• [Given exercise 1] Lay out the rows below as a numbered list, leaving out blank lines. Start with the first row and go on through the row that contains "x-tick-label: 5 Hz [58, 742, 87, 758]".

• [Excerpted passage]
* * * *

Carol Reed’s continental film noir The Third Man (1949), written by Graham Greene and starring Joseph Cotten as a cynical American pulp novelist playing detective in the rubble-strewn underworld of post-war Vienna and Orson Welles as a charming but ruthless black marketeer, is one of the true classics.
The film is directed by Reed but dominated by Welles. His irascible black marketeer Harry Lime, a charming scoundrel with the most seductive justification for his inhuman schemes, doesn’t appear fully two-thirds into the film (and what an entrance!), but his unseen presence falls across the entire film, beginning with his funeral. Holly Martins, a down-on-his-luck pulp novelist played with headstrong bravado by Cotten, arrives in Vienna to join his school chum in a get rich quick scheme, only see him lowered into the ground in a ceremony attended by shady figures shadowed by British Major Calloway (Trevor Howard). Holly refuses to believe Calloway’s tales of Lime’s criminal reputation or the suspicious “accident” that killed Lime. Convinced Harry was murdered, he joins forces with his friend’s grieving mistress Anna (Alida Valli) and plays boy detective, a hopelessly naïve lamb in a city of starving lions.

* * * *

• [Exercise input]
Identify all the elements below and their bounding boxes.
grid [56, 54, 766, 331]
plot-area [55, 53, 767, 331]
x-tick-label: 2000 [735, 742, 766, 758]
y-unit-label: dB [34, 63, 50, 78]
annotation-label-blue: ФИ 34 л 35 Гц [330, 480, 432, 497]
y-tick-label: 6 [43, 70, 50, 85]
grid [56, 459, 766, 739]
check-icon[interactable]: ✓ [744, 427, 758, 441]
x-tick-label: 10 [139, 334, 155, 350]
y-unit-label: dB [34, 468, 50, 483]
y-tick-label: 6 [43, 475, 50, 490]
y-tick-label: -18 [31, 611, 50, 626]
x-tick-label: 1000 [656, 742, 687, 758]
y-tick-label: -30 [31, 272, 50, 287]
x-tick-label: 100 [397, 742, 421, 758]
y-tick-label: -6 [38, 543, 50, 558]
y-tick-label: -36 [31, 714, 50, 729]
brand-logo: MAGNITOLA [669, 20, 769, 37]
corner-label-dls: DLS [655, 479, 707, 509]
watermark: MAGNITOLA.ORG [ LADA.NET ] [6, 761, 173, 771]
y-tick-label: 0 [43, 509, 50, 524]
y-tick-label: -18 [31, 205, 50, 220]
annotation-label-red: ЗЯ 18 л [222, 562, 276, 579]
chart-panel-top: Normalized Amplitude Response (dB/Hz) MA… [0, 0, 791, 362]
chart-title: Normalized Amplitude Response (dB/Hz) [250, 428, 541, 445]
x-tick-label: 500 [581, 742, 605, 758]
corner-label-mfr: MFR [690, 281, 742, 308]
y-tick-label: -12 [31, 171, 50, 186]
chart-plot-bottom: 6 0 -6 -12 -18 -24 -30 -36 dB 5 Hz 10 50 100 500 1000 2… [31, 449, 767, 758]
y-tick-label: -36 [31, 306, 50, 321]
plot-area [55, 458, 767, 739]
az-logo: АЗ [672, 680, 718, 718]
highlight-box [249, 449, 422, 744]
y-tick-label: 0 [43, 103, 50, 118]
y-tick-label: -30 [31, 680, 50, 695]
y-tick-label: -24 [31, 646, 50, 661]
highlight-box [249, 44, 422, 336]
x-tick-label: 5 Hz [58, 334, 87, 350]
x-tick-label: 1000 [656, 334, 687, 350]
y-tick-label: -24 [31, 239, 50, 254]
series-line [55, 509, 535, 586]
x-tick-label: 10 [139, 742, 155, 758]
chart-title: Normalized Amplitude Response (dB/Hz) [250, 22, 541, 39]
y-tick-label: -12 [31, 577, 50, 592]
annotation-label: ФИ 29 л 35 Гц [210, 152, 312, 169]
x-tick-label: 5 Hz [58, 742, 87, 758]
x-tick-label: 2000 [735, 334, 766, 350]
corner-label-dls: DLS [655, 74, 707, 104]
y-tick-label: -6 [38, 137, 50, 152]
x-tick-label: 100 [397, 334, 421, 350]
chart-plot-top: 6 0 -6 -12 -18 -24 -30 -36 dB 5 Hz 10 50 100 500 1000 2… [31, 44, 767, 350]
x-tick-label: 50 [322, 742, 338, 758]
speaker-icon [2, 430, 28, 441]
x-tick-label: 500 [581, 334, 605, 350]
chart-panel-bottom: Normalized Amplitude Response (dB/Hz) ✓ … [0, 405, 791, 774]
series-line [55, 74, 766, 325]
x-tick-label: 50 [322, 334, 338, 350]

* * * *

• [Given exercise 2] Can you repeat the whole passage about The Third Man above, word for word?

• [Exercise result 1]
1. Identify all the elements below and their bounding boxes.
2. grid [56, 54, 766, 331]
3. plot-area [55, 53, 767, 331]
4. x-tick-label: 2000 [735, 742, 766, 758]
5. y-unit-label: dB [34, 63, 50, 78]
6. annotation-label-blue: ФИ 34 л 35 Гц [330, 480, 432, 497]
7. y-tick-label: 6 [43, 70, 50, 85]
8. grid [56, 459, 766, 739]
9. check-icon[interactable]: ✓ [744, 427, 758, 441]
10. x-tick-label: 10 [139, 334, 155, 350]
11. y-unit-label: dB [34, 468, 50, 483]
12. y-tick-label: 6 [43, 475, 50, 490]
13. y-tick-label: -18 [31, 611, 50, 626]
14. x-tick-label: 1000 [656, 742, 687, 758]
15. y-tick-label: -30 [31, 272, 50, 287]
16. x-tick-label: 100 [397, 742, 421, 758]
17. y-tick-label: -6 [38, 543, 50, 558]
18. y-tick-label: -36 [31, 714, 50, 729]
19. brand-logo: MAGNITOLA [669, 20, 769, 37]
20. corner-label-dls: DLS [655, 479, 707, 509]
21. watermark: MAGNITOLA.ORG [ LADA.NET ] [6, 761, 173, 771]
22. y-tick-label: 0 [43, 509, 50, 524]
23. y-tick-label: -18 [31, 205, 50, 220]
24. annotation-label-red: ЗЯ 18 л [222, 562, 276, 579]
25. chart-panel-top: Normalized Amplitude Response (dB/Hz) MA… [0, 0, 791, 362]
26. chart-title: Normalized Amplitude Response (dB/Hz) [250, 428, 541, 445]
27. x-tick-label: 500 [581, 742, 605, 758]
28. corner-label-mfr: MFR [690, 281, 742, 308]
29. y-tick-label: -12 [31, 171, 50, 186]
30. chart-plot-bottom: 6 0 -6 -12 -18 -24 -30 -36 dB 5 Hz 10 50 100 500 1000 2… [31, 449, 767, 758]
31. y-tick-label: -36 [31, 306, 50, 321]
32. plot-area [55, 458, 767, 739]
33. az-logo: АЗ [672, 680, 718, 718]
34. highlight-box [249, 449, 422, 744]
35. y-tick-label: 0 [43, 103, 50, 118]
36. y-tick-label: -30 [31, 680, 50, 695]
37. y-tick-label: -24 [31, 646, 50, 661]
38. highlight-box [249, 44, 422, 336]
39. x-tick-label: 5 Hz [58, 334, 87, 350]
40. x-tick-label: 1000 [656, 334, 687, 350]
41. y-tick-label: -24 [31, 239, 50, 254]
42. series-line [55, 509, 535, 586]
43. x-tick-label: 10 [139, 742, 155, 758]
44. chart-title: Normalized Amplitude Response (dB/Hz) [250, 22, 541, 39]
45. y-tick-label: -12 [31, 577, 50, 592]
46. annotation-label: ФИ 29 л 35 Гц [210, 152, 312, 169]
47. x-tick-label: 5 Hz [58, 742, 87, 758]

• [Exercise result 2]
Carol Reed’s continental film noir The Third Man (1949), written by Graham Greene and starring Joseph Cotten as a cynical American pulp novelist playing detective in the rubble-strewn underworld of post-war Vienna and Orson Welles as a charming but ruthless black marketeer, is one of the true classics.
The film is directed by Reed but dominated by Welles. His irascible black marketeer Harry Lime, a charming scoundrel with the most seductive justification for his inhuman schemes, doesn’t appear fully two-thirds into the film (and what an entrance!), but his unseen presence falls across the entire film, beginning with his funeral. Holly Martins, a down-on-his-luck pulp novelist played with headstrong bravado by Cotten, arrives in Vienna to join his school chum in a get rich quick scheme, only see him lowered into the ground in a ceremony attended by shady figures shadowed by British Major Calloway (Trevor Howard). Holly refuses to believe Calloway’s tales of Lime’s criminal reputation or the suspicious “accident” that killed Lime. Convinced Harry was murdered, he joins forces with his friend’s grieving mistress Anna (Alida Valli) and plays boy detective, a hopelessly naïve lamb in a city of starving lions.